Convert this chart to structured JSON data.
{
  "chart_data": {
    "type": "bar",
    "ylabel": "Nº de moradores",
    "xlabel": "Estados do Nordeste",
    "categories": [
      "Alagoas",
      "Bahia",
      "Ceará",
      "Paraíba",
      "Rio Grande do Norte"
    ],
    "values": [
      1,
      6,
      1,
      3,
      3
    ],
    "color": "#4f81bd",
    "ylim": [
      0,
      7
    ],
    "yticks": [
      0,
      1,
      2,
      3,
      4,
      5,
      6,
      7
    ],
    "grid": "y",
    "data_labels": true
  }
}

══════════

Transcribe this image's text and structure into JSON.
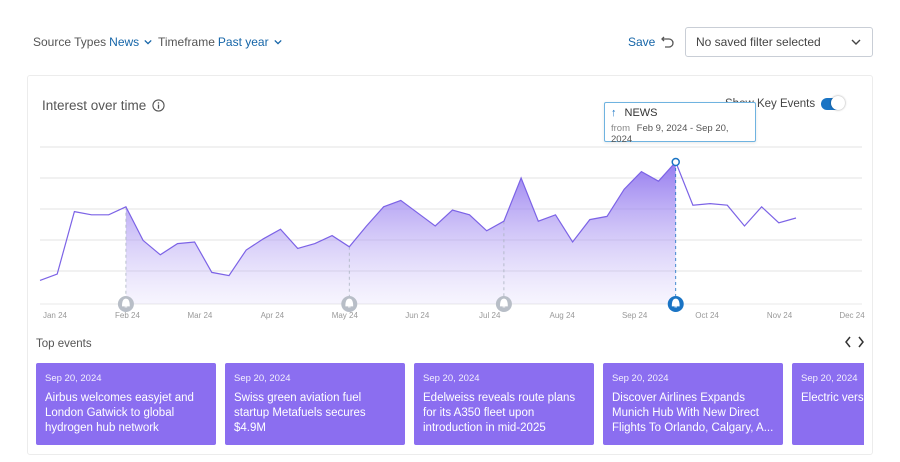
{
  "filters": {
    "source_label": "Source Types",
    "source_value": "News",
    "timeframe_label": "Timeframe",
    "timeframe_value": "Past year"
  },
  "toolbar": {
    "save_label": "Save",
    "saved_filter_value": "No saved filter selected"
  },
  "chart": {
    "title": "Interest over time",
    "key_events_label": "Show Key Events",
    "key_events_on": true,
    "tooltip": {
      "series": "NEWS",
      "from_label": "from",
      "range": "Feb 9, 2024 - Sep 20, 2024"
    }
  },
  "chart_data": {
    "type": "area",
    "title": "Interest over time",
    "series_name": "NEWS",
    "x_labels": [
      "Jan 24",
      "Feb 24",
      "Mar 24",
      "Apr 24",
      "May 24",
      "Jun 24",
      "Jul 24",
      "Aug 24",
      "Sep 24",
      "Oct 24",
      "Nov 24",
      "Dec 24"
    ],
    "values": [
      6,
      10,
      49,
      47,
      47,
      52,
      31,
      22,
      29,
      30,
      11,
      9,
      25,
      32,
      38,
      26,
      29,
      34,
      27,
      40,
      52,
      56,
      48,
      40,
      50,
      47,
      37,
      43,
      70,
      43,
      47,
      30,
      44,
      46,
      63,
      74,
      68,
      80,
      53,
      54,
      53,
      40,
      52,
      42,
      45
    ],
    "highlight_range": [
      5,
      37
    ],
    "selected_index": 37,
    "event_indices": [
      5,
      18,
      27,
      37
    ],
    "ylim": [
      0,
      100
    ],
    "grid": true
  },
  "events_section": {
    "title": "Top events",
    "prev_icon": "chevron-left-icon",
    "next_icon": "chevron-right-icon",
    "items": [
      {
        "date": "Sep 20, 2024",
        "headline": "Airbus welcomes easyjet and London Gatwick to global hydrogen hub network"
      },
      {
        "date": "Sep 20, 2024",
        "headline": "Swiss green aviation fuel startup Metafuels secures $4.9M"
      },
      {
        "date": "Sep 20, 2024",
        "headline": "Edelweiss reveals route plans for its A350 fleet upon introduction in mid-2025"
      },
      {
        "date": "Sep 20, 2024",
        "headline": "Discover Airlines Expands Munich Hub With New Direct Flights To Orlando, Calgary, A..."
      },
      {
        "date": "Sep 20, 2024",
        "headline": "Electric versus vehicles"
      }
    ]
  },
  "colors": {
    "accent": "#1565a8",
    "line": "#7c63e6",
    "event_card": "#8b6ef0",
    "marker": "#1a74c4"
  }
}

══════════

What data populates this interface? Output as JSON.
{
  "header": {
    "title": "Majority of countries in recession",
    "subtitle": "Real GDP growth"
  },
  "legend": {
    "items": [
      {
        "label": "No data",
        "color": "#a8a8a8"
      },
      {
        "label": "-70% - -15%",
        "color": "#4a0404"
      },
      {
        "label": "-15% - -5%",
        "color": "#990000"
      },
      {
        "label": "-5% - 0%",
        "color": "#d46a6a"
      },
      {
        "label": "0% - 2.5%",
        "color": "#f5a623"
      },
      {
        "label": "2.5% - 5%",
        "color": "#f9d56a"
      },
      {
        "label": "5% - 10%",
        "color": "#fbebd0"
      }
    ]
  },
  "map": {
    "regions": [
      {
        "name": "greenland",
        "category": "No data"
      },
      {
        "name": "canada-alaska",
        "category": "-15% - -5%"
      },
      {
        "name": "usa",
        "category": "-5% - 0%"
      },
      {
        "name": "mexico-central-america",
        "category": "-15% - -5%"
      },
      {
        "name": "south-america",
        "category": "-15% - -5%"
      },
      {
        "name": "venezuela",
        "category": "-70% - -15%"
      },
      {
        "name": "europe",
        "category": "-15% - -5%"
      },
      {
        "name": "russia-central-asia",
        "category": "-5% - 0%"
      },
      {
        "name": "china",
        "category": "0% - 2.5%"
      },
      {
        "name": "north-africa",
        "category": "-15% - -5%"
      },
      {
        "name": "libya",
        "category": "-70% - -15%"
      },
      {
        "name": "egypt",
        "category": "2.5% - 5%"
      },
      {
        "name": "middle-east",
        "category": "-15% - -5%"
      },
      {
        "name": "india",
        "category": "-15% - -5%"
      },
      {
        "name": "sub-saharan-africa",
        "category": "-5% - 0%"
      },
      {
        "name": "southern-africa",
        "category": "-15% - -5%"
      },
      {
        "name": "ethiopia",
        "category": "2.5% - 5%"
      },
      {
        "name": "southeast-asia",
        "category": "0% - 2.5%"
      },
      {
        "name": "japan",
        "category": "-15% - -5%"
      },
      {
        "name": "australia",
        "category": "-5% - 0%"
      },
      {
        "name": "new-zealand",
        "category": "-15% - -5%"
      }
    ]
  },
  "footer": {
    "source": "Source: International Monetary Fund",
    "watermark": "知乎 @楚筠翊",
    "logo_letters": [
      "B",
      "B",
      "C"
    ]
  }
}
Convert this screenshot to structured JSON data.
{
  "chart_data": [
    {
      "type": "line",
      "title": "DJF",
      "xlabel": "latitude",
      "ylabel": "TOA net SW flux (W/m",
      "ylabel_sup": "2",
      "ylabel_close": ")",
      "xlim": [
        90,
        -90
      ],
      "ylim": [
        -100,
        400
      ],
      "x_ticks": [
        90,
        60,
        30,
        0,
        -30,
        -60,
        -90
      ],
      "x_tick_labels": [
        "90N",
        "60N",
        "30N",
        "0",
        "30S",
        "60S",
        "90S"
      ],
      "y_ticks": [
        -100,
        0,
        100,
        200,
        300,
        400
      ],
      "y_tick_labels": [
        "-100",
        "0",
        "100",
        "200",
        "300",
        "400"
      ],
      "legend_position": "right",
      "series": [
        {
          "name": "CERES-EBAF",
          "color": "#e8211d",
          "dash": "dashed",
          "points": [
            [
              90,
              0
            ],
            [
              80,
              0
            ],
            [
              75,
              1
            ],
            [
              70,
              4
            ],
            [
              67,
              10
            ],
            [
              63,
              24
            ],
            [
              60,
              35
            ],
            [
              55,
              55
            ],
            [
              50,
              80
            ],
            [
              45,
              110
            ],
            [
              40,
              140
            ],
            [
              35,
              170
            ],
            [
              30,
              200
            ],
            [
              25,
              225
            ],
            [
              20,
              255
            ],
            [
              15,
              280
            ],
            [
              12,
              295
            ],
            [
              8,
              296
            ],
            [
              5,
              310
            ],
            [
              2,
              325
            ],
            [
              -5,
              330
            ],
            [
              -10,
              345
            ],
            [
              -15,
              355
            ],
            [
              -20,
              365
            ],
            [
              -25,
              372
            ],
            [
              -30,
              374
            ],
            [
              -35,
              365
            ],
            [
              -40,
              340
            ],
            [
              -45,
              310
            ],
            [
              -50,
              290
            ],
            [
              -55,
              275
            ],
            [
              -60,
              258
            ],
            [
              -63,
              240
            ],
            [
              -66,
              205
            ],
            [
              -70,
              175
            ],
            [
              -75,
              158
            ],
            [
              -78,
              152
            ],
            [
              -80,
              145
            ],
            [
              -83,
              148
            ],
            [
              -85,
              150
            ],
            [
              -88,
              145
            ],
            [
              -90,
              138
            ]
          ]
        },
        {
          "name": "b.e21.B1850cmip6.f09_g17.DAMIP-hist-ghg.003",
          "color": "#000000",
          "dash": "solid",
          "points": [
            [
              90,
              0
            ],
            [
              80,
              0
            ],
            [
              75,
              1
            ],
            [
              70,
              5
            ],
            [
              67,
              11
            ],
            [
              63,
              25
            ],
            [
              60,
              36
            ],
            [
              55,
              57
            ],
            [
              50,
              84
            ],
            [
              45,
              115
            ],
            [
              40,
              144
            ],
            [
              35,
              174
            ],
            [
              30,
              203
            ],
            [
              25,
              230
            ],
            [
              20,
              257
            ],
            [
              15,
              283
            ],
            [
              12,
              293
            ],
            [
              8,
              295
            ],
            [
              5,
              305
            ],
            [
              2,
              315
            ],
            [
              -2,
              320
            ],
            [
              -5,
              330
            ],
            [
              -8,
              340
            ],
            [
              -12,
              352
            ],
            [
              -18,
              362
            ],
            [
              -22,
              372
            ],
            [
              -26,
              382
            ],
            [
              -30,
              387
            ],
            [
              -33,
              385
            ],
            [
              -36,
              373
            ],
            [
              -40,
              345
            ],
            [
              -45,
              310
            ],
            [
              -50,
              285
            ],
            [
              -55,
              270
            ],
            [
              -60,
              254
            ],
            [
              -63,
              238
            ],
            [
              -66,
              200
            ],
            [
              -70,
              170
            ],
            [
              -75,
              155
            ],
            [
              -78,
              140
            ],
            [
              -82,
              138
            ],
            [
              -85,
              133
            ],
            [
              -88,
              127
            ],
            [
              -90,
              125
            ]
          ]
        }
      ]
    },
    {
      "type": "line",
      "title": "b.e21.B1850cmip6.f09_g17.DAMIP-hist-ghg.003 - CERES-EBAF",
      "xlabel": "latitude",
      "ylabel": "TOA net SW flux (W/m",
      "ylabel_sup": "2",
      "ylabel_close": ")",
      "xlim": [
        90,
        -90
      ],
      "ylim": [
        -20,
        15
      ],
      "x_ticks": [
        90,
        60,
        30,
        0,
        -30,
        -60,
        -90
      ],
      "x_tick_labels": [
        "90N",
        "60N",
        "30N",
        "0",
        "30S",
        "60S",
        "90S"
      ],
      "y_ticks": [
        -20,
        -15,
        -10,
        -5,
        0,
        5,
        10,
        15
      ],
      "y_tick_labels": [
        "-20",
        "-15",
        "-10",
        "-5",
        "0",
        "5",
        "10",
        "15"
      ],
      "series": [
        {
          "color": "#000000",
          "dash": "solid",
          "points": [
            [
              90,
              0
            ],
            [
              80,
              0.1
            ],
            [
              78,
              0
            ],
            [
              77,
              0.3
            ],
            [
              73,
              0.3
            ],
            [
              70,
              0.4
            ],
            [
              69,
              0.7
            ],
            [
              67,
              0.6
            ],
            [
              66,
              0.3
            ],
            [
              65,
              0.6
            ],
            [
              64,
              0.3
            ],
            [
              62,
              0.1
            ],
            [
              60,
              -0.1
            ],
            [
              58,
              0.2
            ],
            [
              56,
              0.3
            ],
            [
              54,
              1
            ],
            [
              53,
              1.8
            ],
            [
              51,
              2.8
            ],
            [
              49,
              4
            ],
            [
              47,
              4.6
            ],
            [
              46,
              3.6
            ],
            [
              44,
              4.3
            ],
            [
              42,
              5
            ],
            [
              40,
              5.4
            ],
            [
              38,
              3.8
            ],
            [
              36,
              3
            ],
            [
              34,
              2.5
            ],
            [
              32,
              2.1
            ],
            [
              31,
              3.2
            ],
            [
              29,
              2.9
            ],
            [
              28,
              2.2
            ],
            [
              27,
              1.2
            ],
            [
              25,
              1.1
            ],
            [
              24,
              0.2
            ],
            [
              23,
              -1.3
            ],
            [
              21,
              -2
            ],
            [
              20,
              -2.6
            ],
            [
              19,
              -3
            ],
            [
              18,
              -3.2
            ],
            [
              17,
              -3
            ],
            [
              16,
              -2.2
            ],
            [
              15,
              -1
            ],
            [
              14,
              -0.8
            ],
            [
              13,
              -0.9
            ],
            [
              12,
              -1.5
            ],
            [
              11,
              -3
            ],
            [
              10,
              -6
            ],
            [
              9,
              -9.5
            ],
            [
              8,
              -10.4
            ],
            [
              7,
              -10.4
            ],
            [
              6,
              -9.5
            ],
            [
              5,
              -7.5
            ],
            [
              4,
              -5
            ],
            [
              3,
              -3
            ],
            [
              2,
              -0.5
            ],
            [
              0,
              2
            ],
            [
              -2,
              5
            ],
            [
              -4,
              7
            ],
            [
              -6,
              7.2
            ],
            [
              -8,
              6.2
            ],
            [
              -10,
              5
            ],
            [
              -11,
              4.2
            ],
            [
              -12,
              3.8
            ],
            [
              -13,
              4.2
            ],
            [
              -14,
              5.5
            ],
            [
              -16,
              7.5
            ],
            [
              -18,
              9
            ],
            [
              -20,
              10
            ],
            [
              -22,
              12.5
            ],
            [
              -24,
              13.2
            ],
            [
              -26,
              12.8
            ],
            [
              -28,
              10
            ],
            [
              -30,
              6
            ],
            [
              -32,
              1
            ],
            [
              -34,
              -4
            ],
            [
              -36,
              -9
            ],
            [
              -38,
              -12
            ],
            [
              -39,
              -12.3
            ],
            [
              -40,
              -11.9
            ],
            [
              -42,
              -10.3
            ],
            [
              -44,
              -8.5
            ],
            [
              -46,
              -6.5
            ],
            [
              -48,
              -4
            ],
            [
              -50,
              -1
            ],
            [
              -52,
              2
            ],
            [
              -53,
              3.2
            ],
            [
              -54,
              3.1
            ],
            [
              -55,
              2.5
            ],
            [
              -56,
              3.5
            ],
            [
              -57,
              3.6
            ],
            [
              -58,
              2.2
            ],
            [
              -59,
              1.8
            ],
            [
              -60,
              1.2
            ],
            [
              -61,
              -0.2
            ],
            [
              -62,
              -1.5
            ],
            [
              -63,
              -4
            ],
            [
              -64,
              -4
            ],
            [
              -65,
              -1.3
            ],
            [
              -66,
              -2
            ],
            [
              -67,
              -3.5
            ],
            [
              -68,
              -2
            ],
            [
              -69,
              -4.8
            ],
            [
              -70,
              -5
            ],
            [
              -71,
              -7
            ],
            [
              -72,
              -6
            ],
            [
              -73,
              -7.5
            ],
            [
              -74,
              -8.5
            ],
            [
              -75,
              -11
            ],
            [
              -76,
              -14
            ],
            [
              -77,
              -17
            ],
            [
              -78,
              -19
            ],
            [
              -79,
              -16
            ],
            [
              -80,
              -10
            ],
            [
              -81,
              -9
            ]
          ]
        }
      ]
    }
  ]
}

══════════

» GOAL: Pick out each line containing "icon" and report it.

» TASK OUTPUT:
    "prev_icon": "chevron-left-icon",
    "next_icon": "chevron-right-icon",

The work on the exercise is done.